**Exercise directions**
Will you quote all of the entries, word for word?

>> BEGIN

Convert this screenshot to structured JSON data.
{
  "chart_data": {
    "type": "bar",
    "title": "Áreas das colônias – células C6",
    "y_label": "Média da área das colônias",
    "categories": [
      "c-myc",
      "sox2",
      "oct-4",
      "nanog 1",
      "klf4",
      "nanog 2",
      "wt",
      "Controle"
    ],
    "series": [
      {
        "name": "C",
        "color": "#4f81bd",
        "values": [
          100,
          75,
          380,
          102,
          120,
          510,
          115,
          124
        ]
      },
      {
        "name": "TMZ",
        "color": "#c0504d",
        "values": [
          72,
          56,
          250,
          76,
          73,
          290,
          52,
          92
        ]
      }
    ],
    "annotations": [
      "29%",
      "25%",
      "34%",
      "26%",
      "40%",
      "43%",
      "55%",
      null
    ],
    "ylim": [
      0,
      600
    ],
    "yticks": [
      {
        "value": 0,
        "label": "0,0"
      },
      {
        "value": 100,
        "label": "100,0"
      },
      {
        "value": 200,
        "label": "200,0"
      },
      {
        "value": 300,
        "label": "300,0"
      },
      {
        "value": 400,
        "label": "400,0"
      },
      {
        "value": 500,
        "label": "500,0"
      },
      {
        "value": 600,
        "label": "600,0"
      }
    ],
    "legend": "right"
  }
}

>> END

**Task result**
Convert this screenshot to structured JSON data.
{
  "chart_data": {
    "type": "bar",
    "title": "Áreas das colônias – células C6",
    "y_label": "Média da área das colônias",
    "categories": [
      "c-myc",
      "sox2",
      "oct-4",
      "nanog 1",
      "klf4",
      "nanog 2",
      "wt",
      "Controle"
    ],
    "series": [
      {
        "name": "C",
        "color": "#4f81bd",
        "values": [
          100,
          75,
          380,
          102,
          120,
          510,
          115,
          124
        ]
      },
      {
        "name": "TMZ",
        "color": "#c0504d",
        "values": [
          72,
          56,
          250,
          76,
          73,
          290,
          52,
          92
        ]
      }
    ],
    "annotations": [
      "29%",
      "25%",
      "34%",
      "26%",
      "40%",
      "43%",
      "55%",
      null
    ],
    "ylim": [
      0,
      600
    ],
    "yticks": [
      {
        "value": 0,
        "label": "0,0"
      },
      {
        "value": 100,
        "label": "100,0"
      },
      {
        "value": 200,
        "label": "200,0"
      },
      {
        "value": 300,
        "label": "300,0"
      },
      {
        "value": 400,
        "label": "400,0"
      },
      {
        "value": 500,
        "label": "500,0"
      },
      {
        "value": 600,
        "label": "600,0"
      }
    ],
    "legend": "right"
  }
}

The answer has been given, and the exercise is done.